* **EXERCISE**: According to the splittail article below, by what date must the Fish and Wildlife Service make its new 12-month finding under the settlement?

Conservation groups first petitioned for
federal Endangered Species Act protection for the splittail in 1992, and
the Fish and Wildlife Service proposed listing the species in 1994. The
agency delayed listing until a Center lawsuit and court order forced it
to take action. In 1999 the splittail was listed as a threatened
species. After litigation by water agencies challenging the listing, a
court ordered the Service to review the status of the splittail. In 2003
the Service improperly removed the splittail from the threatened list
despite strong consensus by agency scientists and fisheries experts that
it should retain its protected status. In 2009 the Center filed a
lawsuit against the Service challenging this decision, part of a larger
campaign to undo Bush-era decisions that weakened protections for dozens
of endangered species.
“Fish and Wildlife’s obligation to use
sound science in evaluating the splittail should result in protected
status,” said Miller. “Federal protection is needed to prevent the
extinction of the splittail and other native fish species that share its
habitat in the Delta and Central Valley.”
The splittail delisting decision was a
classic example of the Bush administration policy to put industry
interests over conservation and let politics dictate endangered species
decisions. The Service expressly ignored splittail population trend
studies that showed a significant decline. Former Bush administration
official Julie MacDonald, at the Department of the Interior, illegally
tampered with the splittail delisting decision. MacDonald, who owned an
80-acre farm in the Yolo Bypass – a floodplain that is key habitat for
the splittail – edited the splittail decision in a manner that appeared
to benefit her financial interests. Two subsequent inspector general
investigations concluded that MacDonald should have recused herself from
the listing review process and that she edited and interfered with the
scientific data used in the decision. MacDonald later resigned in
disgrace following a misconduct investigation and scathing report by the
Interior Department’s inspector general.
“The delisting of the splittail was one
of the more blatant examples of political interference, manipulation of
science, and conflict of interest that characterized the Bush
administration,” said Miller. “The Obama administration has an
opportunity to reverse that legacy.”
The settlement requires the Service to
make a new 12-month finding on whether listing the splittail is
warranted by September 30, 2010. A 30-day public comment period will
allow for the submission of additional information by the public. If the
Service determines listing is warranted, it must issue a proposed rule
and make a final listing determination by September 29, 2011. The agency
will not be allowed to make a “warranted but precluded” determination,
which would place the splittail on the all but useless candidate species
list.
Background
The Sacramento splittail (Pogonichthys
macrolepidotus) is a minnow native to the upper San Francisco Estuary
and the Central Valley. Splittail are primarily freshwater fish but can
tolerate moderately salty water. They are found mostly in slow-moving
marshy sections of rivers and dead-end sloughs, though floodplains are
important for spawning. The splittail once occurred in lakes and rivers
throughout the Central Valley as far north as Redding on the Sacramento
River and as far south as the Friant Dam on the San Joaquin River, as
well as in the Sacramento-San Joaquin River Delta. Massive water
diversions and alteration of important spawning and rearing habitat have
driven the species to near extinction. Formerly common in the
Sacramento, San Joaquin, Feather, and American rivers, the splittail is
extirpated from all but a fraction of its former range and now is
largely restricted to the Delta, Suisun Bay, Suisun Marsh, and Napa
Marsh.

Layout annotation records

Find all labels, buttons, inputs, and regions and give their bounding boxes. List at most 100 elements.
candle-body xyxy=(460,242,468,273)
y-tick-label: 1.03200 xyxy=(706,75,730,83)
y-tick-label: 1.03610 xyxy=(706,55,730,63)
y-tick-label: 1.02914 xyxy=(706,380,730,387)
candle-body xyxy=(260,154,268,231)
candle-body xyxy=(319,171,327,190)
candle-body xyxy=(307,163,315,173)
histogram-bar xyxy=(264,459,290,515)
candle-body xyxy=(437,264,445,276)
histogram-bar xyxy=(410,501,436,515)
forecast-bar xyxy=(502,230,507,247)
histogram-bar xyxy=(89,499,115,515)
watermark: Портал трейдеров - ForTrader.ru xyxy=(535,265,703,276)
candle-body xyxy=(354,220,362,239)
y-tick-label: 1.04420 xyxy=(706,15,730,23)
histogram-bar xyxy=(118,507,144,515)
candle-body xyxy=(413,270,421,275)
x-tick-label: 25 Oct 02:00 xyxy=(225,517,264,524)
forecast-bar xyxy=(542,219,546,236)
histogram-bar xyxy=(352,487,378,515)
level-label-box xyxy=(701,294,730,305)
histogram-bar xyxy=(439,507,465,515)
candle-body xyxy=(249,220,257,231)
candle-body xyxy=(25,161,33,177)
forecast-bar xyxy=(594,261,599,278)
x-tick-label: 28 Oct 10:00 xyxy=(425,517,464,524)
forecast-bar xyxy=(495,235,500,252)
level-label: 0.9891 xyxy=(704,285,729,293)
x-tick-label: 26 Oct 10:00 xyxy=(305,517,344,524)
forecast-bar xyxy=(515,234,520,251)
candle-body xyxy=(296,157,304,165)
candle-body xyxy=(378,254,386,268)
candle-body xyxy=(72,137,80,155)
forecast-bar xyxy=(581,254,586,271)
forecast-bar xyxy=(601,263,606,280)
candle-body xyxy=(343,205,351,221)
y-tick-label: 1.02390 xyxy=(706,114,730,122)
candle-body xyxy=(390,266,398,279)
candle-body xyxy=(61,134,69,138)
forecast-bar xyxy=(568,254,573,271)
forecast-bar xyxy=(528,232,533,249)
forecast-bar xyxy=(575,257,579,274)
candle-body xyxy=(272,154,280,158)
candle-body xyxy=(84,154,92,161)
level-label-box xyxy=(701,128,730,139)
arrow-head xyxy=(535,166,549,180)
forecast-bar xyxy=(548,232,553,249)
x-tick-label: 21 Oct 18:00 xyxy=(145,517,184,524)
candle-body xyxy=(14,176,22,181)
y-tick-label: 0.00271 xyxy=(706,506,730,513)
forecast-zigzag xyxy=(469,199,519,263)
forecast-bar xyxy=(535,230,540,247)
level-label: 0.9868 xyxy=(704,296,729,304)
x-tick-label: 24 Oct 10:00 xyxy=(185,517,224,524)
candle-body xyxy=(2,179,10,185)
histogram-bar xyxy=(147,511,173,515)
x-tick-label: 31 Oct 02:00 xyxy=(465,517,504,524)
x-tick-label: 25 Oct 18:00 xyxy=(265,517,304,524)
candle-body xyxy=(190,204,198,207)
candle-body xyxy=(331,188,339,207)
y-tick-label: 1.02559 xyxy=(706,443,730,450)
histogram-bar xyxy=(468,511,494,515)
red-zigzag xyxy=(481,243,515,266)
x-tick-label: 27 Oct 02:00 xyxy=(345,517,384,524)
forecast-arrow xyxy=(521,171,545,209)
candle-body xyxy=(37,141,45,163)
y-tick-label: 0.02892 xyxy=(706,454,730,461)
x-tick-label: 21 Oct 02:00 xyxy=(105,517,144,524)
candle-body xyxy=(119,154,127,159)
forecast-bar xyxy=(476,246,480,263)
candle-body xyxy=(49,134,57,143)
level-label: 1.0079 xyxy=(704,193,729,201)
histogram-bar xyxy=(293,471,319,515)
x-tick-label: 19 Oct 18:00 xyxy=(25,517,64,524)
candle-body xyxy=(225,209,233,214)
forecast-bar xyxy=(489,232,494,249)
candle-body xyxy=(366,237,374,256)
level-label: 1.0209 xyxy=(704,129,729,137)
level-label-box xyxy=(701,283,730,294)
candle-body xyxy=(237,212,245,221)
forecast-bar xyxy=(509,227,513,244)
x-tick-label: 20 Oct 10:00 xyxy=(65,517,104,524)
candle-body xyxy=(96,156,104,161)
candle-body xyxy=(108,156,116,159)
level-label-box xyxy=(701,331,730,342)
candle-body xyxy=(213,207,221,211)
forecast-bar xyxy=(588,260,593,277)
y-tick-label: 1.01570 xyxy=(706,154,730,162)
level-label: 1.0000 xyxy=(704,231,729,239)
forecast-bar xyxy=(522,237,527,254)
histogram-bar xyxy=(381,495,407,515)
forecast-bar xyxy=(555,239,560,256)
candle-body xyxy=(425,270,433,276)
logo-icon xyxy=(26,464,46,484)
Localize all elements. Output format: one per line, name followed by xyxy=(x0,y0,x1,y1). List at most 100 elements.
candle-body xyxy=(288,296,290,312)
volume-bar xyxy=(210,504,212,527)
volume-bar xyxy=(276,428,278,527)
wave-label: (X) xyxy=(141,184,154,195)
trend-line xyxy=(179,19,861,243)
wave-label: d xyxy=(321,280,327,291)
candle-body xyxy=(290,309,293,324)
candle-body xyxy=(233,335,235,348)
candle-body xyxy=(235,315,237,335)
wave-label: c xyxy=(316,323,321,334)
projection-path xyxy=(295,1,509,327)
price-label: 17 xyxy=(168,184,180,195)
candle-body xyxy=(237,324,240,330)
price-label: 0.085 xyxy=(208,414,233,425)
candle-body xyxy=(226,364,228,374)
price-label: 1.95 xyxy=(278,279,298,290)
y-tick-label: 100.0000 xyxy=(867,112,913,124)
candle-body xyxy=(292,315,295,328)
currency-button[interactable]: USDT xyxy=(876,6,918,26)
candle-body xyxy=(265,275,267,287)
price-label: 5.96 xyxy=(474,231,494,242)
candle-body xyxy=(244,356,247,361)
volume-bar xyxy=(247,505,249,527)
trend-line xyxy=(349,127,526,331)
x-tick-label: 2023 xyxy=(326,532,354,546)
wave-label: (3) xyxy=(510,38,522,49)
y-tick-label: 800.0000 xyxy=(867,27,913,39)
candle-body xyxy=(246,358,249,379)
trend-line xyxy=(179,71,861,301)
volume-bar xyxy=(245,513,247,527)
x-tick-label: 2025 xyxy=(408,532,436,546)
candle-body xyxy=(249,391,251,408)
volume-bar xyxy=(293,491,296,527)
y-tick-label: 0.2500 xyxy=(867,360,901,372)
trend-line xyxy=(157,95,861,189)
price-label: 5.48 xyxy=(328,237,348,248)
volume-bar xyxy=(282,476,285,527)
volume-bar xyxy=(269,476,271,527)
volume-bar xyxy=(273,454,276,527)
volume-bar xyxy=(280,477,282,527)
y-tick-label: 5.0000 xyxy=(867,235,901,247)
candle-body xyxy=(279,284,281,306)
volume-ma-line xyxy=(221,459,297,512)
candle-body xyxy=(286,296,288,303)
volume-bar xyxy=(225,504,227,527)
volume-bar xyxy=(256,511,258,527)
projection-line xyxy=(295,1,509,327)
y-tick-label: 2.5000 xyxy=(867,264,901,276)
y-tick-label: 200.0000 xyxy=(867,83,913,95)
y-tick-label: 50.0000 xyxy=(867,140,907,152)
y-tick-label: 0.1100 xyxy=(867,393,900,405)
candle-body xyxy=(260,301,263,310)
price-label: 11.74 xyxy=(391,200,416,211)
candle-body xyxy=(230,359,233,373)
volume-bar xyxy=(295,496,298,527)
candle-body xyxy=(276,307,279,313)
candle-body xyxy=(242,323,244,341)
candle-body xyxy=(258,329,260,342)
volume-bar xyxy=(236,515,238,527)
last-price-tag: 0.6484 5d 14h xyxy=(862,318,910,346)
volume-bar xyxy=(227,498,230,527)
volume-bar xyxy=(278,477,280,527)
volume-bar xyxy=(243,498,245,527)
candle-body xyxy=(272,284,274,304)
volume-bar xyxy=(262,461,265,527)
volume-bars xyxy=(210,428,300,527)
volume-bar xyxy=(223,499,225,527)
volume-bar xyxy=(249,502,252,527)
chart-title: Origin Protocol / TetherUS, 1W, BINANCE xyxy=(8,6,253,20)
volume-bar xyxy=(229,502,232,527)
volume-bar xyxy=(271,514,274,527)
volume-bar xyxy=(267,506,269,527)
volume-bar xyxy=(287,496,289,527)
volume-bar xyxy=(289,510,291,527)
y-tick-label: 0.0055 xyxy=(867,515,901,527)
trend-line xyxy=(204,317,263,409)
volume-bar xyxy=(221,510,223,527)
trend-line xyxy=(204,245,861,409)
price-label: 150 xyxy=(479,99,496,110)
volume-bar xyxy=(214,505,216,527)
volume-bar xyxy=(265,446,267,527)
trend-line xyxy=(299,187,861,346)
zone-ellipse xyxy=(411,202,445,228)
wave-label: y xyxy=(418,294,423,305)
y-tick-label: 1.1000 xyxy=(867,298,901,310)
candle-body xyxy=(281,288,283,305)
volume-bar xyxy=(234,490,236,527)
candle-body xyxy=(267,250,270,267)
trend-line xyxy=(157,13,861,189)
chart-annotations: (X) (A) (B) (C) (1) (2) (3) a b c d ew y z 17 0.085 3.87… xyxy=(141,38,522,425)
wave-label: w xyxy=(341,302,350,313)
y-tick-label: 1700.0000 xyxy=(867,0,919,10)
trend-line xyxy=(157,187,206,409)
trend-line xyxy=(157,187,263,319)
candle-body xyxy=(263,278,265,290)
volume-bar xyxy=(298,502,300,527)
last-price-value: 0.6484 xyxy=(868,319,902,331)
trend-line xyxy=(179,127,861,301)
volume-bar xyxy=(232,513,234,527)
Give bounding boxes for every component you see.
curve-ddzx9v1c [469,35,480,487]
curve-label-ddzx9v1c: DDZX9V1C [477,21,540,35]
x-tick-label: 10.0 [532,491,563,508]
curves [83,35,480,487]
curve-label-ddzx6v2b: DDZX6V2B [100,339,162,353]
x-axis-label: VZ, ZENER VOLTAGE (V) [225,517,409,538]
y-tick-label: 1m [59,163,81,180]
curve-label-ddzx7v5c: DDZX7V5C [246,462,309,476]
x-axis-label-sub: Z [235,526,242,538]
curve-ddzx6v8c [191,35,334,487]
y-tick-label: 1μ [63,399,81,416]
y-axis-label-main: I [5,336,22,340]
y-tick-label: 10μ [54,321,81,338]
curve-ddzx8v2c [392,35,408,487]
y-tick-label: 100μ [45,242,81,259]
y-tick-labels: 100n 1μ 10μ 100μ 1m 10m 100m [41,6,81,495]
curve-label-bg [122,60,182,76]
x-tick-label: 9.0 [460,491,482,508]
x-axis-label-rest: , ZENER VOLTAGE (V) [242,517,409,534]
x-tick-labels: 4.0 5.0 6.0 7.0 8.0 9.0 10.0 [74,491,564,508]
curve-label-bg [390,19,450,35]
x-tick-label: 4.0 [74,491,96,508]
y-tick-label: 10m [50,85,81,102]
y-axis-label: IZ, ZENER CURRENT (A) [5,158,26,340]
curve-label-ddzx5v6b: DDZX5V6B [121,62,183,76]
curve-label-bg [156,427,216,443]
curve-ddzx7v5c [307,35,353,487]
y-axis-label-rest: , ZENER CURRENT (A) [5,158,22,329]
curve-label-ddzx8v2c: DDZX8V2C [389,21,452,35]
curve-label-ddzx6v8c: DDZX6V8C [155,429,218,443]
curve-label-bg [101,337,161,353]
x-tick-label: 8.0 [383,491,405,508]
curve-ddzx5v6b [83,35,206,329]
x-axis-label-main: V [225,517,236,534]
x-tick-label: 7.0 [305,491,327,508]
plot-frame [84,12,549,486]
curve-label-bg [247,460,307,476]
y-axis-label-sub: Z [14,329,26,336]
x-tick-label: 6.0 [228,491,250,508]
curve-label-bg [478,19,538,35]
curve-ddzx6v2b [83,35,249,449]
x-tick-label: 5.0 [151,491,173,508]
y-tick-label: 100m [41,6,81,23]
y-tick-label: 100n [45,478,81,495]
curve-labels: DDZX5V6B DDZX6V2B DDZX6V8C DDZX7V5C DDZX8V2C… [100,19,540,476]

* **EXERCISE OUTPUT**: September 30, 2010.